**WHAT YOU SHOULD DO:** Reproduce the records word for word, from their first line through the line that contains "entry-line: George Schulz".
-- Begin PROVIDED ENTRIES --
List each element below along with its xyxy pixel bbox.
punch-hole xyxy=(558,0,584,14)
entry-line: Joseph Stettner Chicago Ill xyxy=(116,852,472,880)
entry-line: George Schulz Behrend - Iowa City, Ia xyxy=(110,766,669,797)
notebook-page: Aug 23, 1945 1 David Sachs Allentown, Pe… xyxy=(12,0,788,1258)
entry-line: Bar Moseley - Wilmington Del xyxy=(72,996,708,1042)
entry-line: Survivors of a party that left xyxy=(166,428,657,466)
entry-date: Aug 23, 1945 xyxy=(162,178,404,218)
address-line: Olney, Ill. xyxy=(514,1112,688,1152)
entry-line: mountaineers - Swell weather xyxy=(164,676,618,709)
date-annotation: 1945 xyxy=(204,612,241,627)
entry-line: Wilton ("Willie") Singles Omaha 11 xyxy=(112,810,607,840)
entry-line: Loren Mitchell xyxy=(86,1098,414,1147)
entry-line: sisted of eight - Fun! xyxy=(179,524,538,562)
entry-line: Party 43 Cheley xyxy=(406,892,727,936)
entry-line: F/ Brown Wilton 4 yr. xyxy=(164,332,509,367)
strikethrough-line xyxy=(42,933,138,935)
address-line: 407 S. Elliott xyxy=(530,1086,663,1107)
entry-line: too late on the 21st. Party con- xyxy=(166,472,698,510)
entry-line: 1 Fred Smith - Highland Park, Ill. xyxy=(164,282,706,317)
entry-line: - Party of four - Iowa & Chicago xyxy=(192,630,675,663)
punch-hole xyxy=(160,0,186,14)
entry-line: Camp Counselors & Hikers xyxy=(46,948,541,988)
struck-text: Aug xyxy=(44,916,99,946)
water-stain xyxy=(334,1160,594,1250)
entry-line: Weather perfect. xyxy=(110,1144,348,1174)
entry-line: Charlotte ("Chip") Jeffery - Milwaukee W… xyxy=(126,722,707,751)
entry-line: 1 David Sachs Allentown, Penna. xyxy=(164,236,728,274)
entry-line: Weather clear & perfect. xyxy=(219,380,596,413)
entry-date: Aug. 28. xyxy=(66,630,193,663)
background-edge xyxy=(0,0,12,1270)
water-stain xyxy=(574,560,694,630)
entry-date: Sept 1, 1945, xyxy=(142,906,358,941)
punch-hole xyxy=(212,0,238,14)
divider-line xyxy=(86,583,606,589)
-- End PROVIDED ENTRIES --
**SOLVED PROBLEM:**
List each element below along with its xyxy pixel bbox.
punch-hole xyxy=(558,0,584,14)
entry-line: Joseph Stettner Chicago Ill xyxy=(116,852,472,880)
entry-line: George Schulz Behrend - Iowa City, Ia xyxy=(110,766,669,797)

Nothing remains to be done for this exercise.